• Job
Identify the line in which "What's the underlying" appears, then reproduce that line and all remaining lines of the records word for word.

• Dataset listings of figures
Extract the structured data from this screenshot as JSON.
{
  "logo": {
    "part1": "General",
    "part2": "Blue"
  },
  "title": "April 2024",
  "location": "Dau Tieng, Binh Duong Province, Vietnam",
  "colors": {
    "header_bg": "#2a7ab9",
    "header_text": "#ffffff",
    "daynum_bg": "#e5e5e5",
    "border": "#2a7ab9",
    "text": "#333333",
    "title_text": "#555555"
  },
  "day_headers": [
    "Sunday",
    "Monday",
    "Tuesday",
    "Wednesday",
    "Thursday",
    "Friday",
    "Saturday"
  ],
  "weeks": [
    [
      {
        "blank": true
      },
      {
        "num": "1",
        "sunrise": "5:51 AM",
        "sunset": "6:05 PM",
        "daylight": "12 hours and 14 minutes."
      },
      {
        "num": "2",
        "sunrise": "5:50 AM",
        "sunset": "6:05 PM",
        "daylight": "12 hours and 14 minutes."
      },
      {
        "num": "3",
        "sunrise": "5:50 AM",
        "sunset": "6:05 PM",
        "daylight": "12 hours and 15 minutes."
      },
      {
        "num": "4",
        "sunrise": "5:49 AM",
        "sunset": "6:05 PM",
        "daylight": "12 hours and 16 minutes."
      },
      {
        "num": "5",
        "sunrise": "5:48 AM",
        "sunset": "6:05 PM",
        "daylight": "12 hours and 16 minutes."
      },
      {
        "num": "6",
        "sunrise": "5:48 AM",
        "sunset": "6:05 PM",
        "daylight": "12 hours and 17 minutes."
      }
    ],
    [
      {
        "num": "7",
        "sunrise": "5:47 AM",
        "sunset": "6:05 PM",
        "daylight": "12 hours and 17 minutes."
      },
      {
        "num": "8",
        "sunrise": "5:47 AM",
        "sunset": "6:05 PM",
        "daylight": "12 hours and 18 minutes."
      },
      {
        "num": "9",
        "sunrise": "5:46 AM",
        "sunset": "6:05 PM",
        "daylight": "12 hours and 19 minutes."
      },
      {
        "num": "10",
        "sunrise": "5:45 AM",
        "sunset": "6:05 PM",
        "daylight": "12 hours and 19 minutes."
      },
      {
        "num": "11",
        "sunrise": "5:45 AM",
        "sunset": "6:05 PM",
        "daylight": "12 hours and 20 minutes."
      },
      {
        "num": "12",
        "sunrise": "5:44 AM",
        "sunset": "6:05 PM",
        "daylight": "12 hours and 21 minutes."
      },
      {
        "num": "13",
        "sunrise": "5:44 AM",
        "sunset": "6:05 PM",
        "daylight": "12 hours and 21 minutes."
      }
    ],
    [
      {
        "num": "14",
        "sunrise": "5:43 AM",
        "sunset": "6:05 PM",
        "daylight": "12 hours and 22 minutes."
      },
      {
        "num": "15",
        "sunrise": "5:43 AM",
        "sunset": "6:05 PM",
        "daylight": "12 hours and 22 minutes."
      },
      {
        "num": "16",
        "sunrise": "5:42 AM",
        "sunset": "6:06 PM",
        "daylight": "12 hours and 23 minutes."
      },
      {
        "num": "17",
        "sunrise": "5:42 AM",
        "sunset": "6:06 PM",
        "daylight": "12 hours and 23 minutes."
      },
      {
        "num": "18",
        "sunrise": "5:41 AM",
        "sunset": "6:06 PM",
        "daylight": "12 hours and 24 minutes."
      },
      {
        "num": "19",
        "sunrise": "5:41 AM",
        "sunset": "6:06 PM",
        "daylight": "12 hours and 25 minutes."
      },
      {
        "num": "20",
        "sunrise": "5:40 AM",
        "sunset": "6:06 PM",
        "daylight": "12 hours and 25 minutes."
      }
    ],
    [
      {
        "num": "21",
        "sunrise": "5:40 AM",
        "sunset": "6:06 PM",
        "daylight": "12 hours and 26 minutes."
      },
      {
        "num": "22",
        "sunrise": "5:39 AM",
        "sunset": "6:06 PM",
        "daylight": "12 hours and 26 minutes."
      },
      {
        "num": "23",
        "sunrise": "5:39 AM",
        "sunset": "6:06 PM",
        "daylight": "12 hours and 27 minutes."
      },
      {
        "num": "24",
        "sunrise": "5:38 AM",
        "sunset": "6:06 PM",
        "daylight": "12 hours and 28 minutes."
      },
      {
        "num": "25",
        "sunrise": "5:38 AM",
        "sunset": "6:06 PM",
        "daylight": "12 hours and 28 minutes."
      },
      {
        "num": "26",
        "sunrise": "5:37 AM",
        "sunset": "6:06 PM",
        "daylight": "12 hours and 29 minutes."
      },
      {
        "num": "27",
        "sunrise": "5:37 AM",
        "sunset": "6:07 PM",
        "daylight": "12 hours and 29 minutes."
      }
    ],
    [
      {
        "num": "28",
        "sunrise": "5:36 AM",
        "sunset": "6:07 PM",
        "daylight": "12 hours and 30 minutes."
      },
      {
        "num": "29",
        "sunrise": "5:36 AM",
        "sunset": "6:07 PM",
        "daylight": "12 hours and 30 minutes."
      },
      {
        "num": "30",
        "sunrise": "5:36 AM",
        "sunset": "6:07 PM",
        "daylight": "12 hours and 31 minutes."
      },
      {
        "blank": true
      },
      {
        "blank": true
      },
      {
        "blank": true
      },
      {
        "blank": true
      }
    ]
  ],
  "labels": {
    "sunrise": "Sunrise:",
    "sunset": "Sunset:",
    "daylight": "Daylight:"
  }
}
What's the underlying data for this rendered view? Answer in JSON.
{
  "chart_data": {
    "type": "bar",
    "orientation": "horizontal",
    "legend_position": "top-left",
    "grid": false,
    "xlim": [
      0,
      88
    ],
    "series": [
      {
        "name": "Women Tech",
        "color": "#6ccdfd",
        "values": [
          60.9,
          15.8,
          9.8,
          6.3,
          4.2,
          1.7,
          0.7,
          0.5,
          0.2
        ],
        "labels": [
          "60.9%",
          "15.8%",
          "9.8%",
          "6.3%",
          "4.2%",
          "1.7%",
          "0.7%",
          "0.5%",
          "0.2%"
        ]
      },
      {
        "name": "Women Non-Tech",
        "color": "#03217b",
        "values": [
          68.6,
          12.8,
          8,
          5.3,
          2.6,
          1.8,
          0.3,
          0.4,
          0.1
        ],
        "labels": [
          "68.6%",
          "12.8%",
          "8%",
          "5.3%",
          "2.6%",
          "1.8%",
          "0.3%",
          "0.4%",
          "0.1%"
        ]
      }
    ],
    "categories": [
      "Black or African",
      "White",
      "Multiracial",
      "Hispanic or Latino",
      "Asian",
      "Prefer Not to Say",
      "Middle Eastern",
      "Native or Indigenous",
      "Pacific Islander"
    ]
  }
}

• Output
What's the underlying data for this rendered view? Answer in JSON.
{
  "chart_data": {
    "type": "bar",
    "orientation": "horizontal",
    "legend_position": "top-left",
    "grid": false,
    "xlim": [
      0,
      88
    ],
    "series": [
      {
        "name": "Women Tech",
        "color": "#6ccdfd",
        "values": [
          60.9,
          15.8,
          9.8,
          6.3,
          4.2,
          1.7,
          0.7,
          0.5,
          0.2
        ],
        "labels": [
          "60.9%",
          "15.8%",
          "9.8%",
          "6.3%",
          "4.2%",
          "1.7%",
          "0.7%",
          "0.5%",
          "0.2%"
        ]
      },
      {
        "name": "Women Non-Tech",
        "color": "#03217b",
        "values": [
          68.6,
          12.8,
          8,
          5.3,
          2.6,
          1.8,
          0.3,
          0.4,
          0.1
        ],
        "labels": [
          "68.6%",
          "12.8%",
          "8%",
          "5.3%",
          "2.6%",
          "1.8%",
          "0.3%",
          "0.4%",
          "0.1%"
        ]
      }
    ],
    "categories": [
      "Black or African",
      "White",
      "Multiracial",
      "Hispanic or Latino",
      "Asian",
      "Prefer Not to Say",
      "Middle Eastern",
      "Native or Indigenous",
      "Pacific Islander"
    ]
  }
}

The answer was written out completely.